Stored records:

****************

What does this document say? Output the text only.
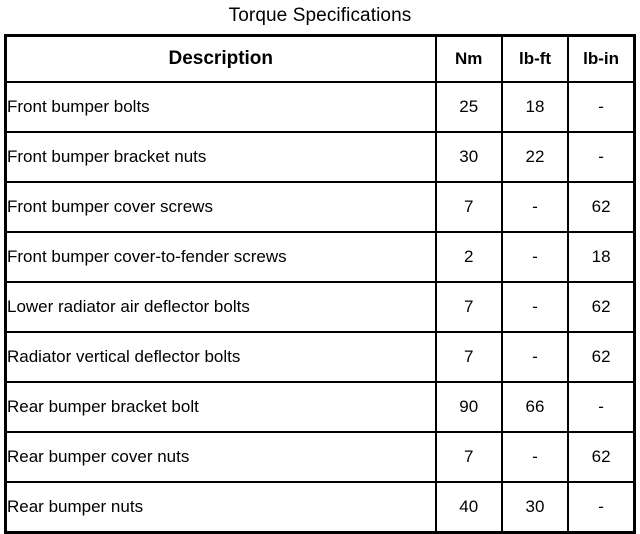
Torque Specifications
Description	Nm	lb-ft	lb-in
Front bumper bolts	25	18	-
Front bumper bracket nuts	30	22	-
Front bumper cover screws	7	-	62
Front bumper cover-to-fender screws	2	-	18
Lower radiator air deflector bolts	7	-	62
Radiator vertical deflector bolts	7	-	62
Rear bumper bracket bolt	90	66	-
Rear bumper cover nuts	7	-	62
Rear bumper nuts	40	30	-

****************

Quote the preceding listing precisely and completely, omitting its images.

What does this document say? Output the text only.
Torque Specifications
Description	Nm	lb-ft	lb-in
Front bumper bolts	25	18	-
Front bumper bracket nuts	30	22	-
Front bumper cover screws	7	-	62
Front bumper cover-to-fender screws	2	-	18
Lower radiator air deflector bolts	7	-	62
Radiator vertical deflector bolts	7	-	62
Rear bumper bracket bolt	90	66	-
Rear bumper cover nuts	7	-	62
Rear bumper nuts	40	30	-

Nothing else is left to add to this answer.